- _What the exercise asks_:
Retype every entry word for word.

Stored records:
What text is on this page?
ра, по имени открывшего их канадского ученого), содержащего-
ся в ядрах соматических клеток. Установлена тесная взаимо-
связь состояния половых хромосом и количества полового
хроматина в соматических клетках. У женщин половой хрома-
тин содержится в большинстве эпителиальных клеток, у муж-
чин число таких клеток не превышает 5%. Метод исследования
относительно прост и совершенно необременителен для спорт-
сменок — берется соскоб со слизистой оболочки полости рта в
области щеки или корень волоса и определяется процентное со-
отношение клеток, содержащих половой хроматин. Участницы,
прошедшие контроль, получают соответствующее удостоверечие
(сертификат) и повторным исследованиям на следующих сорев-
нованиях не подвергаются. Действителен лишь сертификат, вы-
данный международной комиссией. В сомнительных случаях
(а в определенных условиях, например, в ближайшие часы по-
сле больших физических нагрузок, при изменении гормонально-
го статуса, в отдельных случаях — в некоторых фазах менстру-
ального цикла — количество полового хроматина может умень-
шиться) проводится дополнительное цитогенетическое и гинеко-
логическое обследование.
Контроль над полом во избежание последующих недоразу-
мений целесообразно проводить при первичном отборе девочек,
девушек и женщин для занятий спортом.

- _Task solution_:
What text is on this page?
ра, по имени открывшего их канадского ученого), содержащего-
ся в ядрах соматических клеток. Установлена тесная взаимо-
связь состояния половых хромосом и количества полового
хроматина в соматических клетках. У женщин половой хрома-
тин содержится в большинстве эпителиальных клеток, у муж-
чин число таких клеток не превышает 5%. Метод исследования
относительно прост и совершенно необременителен для спорт-
сменок — берется соскоб со слизистой оболочки полости рта в
области щеки или корень волоса и определяется процентное со-
отношение клеток, содержащих половой хроматин. Участницы,
прошедшие контроль, получают соответствующее удостоверечие
(сертификат) и повторным исследованиям на следующих сорев-
нованиях не подвергаются. Действителен лишь сертификат, вы-
данный международной комиссией. В сомнительных случаях
(а в определенных условиях, например, в ближайшие часы по-
сле больших физических нагрузок, при изменении гормонально-
го статуса, в отдельных случаях — в некоторых фазах менстру-
ального цикла — количество полового хроматина может умень-
шиться) проводится дополнительное цитогенетическое и гинеко-
логическое обследование.
Контроль над полом во избежание последующих недоразу-
мений целесообразно проводить при первичном отборе девочек,
девушек и женщин для занятий спортом.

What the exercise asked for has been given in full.